(DATA FOR THE TASK)

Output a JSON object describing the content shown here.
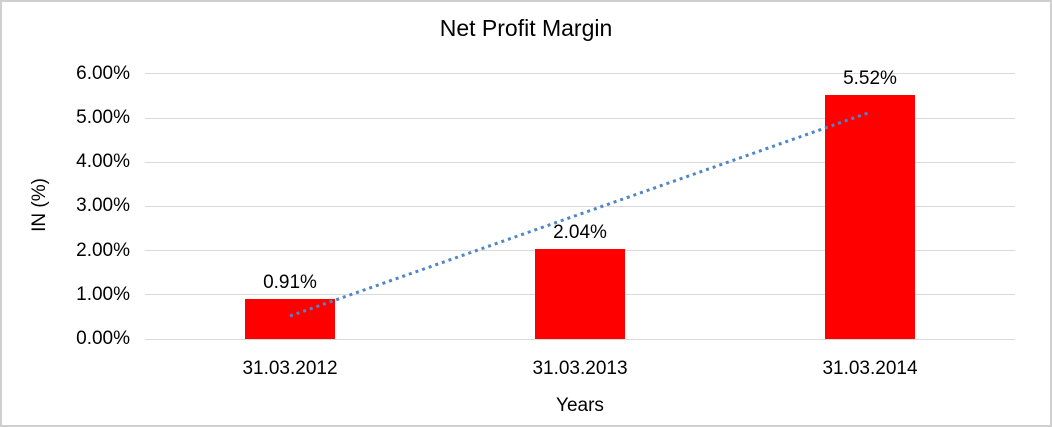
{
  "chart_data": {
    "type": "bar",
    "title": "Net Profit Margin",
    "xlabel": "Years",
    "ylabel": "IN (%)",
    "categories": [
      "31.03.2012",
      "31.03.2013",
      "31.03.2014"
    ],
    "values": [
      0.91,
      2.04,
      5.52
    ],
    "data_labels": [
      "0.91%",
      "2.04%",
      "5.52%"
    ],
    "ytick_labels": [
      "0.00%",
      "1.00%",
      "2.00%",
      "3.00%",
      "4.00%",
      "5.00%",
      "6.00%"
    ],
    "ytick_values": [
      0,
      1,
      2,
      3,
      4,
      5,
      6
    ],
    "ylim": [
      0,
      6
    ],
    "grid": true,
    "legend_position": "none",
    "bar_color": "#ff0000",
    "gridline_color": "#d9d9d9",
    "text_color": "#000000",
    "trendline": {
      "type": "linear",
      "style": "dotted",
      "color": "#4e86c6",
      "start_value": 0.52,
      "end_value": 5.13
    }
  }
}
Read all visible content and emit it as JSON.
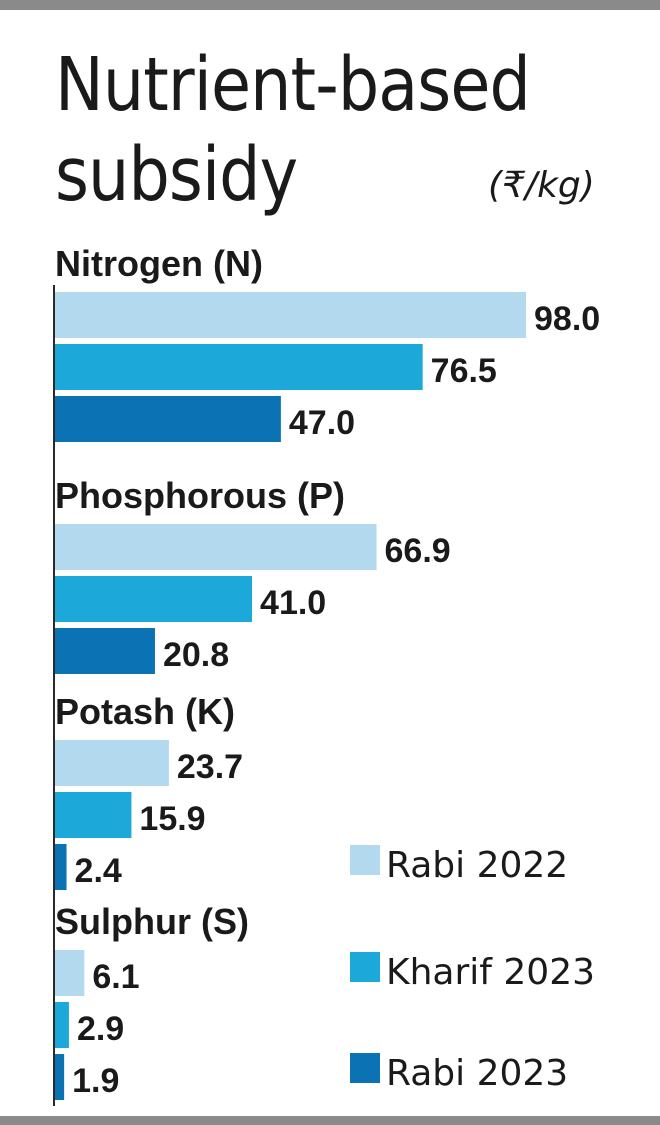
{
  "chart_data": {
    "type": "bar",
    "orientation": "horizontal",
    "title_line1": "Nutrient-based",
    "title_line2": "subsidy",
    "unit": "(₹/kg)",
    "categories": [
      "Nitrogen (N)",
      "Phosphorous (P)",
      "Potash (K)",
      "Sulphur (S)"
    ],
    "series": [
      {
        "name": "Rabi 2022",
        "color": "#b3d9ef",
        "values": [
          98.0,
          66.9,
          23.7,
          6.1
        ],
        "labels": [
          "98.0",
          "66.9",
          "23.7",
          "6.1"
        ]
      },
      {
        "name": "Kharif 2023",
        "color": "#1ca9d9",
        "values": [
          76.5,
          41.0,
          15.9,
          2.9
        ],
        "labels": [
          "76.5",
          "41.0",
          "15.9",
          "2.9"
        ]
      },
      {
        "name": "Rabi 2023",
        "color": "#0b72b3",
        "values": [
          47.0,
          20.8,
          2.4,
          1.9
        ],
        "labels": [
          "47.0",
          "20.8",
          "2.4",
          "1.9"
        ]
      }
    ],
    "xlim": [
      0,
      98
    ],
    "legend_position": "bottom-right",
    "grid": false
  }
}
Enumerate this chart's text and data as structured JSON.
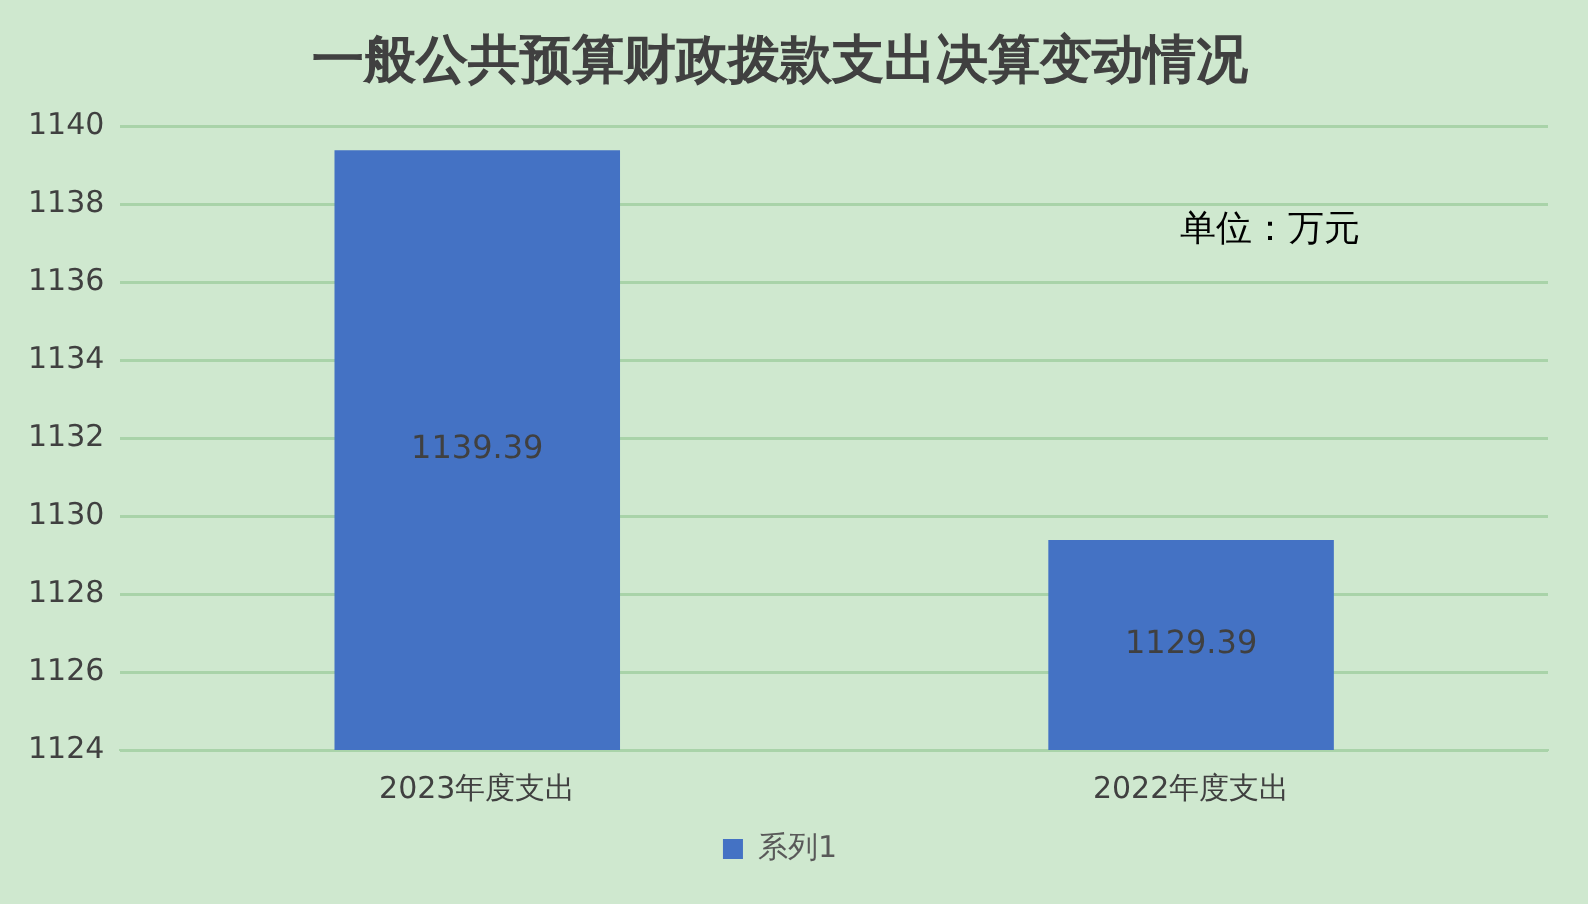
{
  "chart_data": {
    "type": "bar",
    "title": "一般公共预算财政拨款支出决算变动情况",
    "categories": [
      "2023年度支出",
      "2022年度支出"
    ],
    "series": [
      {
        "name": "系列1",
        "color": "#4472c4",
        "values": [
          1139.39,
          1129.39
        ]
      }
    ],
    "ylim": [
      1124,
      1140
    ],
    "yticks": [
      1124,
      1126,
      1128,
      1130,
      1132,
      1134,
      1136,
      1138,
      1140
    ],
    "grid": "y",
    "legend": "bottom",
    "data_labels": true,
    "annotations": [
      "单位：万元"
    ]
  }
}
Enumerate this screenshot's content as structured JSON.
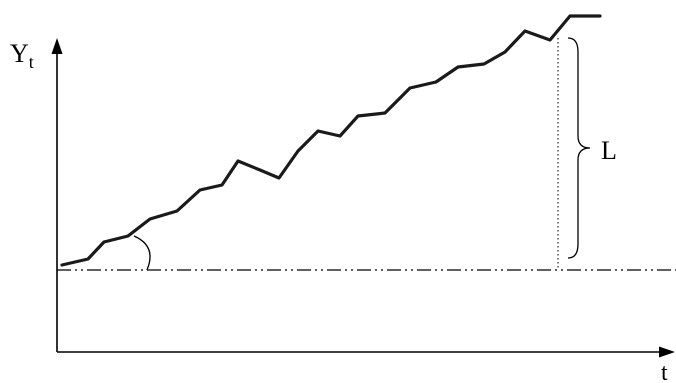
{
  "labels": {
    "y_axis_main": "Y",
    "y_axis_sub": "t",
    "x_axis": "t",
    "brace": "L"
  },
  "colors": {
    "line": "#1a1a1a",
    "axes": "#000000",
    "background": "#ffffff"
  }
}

(WHAT YOU SHOULD DO)
In the listing above, locate each line with "JSON" and copy it.

(ANSWER BELOW)
Output a JSON object describing the content shown here.
Read all visible content and emit it as JSON.
Enumerate this chart's text and data as structured JSON.
Enumerate this screenshot's content as structured JSON.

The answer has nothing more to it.